**What the task requires:** Find the string "name" and gather every line that holds it.

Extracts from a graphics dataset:

════════════════════

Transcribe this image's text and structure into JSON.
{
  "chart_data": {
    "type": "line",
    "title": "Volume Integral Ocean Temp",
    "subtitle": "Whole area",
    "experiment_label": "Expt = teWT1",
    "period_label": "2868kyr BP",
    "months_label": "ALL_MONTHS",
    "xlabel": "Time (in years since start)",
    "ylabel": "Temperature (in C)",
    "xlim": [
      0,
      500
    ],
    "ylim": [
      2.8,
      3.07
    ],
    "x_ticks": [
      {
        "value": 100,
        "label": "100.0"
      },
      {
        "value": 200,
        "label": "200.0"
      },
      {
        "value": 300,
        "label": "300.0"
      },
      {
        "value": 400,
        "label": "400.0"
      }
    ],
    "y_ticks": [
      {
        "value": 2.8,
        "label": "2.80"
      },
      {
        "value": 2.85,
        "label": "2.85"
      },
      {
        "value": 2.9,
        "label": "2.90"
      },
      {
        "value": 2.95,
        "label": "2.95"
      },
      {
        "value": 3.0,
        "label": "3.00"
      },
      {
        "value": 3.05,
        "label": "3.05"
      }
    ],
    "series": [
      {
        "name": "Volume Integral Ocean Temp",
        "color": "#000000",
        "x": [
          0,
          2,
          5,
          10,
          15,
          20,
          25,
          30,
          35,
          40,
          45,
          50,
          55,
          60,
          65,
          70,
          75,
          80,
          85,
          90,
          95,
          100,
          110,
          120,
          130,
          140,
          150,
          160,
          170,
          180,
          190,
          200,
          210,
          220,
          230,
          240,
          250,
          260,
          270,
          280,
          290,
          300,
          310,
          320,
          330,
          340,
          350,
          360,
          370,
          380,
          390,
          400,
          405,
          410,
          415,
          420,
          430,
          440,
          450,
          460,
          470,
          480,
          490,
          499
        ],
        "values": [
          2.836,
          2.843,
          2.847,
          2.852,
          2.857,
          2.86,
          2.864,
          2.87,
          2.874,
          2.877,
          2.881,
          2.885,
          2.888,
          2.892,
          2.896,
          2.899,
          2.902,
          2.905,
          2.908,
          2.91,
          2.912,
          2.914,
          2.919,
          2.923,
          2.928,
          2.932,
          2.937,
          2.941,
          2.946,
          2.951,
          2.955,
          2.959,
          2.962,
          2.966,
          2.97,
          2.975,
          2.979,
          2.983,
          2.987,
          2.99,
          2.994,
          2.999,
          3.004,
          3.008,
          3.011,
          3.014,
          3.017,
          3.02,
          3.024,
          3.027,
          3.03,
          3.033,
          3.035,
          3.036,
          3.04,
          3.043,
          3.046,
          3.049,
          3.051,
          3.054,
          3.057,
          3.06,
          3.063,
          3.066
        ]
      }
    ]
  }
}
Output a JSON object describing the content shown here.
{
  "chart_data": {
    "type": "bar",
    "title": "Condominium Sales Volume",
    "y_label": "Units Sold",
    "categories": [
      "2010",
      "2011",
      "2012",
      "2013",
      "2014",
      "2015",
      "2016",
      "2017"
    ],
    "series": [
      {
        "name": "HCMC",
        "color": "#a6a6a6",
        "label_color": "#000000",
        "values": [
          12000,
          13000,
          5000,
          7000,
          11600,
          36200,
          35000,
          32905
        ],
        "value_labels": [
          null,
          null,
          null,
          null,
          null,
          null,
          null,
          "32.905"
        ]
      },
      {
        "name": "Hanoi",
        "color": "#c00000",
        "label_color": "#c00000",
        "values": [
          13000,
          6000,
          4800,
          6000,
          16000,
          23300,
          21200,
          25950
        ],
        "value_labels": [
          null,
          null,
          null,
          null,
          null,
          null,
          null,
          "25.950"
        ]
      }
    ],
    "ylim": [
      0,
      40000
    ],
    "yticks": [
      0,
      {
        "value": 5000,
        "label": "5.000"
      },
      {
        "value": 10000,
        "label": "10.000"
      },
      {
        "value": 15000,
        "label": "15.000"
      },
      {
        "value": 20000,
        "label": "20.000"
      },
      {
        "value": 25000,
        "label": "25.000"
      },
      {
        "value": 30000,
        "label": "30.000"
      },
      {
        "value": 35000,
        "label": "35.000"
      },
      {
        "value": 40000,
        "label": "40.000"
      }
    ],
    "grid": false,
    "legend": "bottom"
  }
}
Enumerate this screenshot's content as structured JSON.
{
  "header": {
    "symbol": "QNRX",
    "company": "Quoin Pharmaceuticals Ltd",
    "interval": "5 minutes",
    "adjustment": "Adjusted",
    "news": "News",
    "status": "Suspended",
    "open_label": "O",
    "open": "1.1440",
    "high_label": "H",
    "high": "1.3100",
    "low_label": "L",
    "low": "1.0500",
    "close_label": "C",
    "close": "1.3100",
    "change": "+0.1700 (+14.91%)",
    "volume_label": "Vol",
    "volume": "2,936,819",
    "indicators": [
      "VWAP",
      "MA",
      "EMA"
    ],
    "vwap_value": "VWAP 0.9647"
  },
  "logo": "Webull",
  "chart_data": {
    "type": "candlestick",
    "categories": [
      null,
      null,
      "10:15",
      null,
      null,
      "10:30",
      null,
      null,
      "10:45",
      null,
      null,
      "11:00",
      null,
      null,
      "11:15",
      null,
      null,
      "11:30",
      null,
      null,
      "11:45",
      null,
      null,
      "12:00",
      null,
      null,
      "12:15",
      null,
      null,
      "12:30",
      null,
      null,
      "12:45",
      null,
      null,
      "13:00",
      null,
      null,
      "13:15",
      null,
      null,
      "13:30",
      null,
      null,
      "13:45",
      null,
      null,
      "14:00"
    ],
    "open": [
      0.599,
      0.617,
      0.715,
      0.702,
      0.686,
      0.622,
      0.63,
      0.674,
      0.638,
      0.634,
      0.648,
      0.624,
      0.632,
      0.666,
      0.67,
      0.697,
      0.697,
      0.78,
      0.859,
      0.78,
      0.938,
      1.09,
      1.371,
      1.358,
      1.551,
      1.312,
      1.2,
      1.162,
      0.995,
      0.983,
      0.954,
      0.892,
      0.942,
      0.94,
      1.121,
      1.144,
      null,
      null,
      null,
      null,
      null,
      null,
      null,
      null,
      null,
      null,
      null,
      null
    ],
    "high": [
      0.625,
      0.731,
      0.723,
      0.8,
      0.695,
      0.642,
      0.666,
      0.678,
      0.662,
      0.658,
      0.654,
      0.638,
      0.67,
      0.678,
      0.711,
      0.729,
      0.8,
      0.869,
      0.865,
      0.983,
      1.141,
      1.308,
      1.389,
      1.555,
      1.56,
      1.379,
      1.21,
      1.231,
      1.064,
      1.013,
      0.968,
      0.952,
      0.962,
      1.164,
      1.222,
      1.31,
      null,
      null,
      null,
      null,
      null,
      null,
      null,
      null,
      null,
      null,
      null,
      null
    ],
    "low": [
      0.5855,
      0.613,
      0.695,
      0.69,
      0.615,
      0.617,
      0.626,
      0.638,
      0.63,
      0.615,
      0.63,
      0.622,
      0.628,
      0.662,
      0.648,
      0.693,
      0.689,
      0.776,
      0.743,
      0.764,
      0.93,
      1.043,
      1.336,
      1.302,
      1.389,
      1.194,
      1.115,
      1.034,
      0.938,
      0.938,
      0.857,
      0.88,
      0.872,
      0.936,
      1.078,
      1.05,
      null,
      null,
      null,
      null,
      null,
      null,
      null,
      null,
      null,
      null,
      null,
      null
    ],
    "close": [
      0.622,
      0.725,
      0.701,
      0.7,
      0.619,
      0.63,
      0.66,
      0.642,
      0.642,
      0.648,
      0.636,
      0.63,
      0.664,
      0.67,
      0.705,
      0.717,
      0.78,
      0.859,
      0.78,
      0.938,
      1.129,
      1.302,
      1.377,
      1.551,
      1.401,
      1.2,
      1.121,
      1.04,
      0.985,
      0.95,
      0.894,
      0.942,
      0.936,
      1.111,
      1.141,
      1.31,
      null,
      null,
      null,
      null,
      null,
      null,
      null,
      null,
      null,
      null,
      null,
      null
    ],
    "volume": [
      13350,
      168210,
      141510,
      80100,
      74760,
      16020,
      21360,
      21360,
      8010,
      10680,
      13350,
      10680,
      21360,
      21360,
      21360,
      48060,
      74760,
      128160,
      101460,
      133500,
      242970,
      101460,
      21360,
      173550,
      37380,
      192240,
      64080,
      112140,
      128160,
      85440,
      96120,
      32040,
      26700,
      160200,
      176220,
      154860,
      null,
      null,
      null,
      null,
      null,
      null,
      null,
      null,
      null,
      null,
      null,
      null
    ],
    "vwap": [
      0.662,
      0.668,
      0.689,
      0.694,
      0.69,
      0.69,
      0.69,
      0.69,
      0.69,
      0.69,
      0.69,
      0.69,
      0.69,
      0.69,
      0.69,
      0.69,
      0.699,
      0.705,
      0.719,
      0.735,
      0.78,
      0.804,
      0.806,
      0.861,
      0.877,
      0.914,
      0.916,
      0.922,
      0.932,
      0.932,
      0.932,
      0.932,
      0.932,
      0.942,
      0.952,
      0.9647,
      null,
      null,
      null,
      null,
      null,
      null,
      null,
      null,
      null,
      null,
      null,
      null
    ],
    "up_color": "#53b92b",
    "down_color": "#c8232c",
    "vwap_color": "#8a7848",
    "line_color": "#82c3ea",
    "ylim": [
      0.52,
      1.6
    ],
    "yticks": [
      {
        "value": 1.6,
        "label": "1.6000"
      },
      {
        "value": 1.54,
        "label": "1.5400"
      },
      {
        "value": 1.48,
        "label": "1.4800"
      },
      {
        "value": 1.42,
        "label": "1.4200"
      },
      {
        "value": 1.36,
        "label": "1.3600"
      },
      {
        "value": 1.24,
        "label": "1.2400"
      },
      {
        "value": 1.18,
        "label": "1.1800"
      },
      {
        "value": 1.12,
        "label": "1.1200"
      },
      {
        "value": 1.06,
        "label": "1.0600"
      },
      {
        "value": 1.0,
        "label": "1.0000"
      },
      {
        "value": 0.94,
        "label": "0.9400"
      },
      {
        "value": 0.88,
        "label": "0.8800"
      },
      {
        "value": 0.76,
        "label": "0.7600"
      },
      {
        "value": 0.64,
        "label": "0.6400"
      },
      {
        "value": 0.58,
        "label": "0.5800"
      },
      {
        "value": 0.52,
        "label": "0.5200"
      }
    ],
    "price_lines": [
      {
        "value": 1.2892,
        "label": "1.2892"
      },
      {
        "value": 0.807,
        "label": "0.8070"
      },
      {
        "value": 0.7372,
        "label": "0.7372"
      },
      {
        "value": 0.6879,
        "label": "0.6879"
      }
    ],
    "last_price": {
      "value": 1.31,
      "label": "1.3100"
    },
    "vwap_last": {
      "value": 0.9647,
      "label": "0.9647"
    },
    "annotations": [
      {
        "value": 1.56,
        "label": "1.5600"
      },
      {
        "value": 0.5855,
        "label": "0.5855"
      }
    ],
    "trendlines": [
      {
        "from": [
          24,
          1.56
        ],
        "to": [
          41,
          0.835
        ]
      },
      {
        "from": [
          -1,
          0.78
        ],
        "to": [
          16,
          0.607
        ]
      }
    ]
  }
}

════════════════════

**Exercise output:**
        "name": "Volume Integral Ocean Temp",
        "name": "HCMC",
        "name": "Hanoi",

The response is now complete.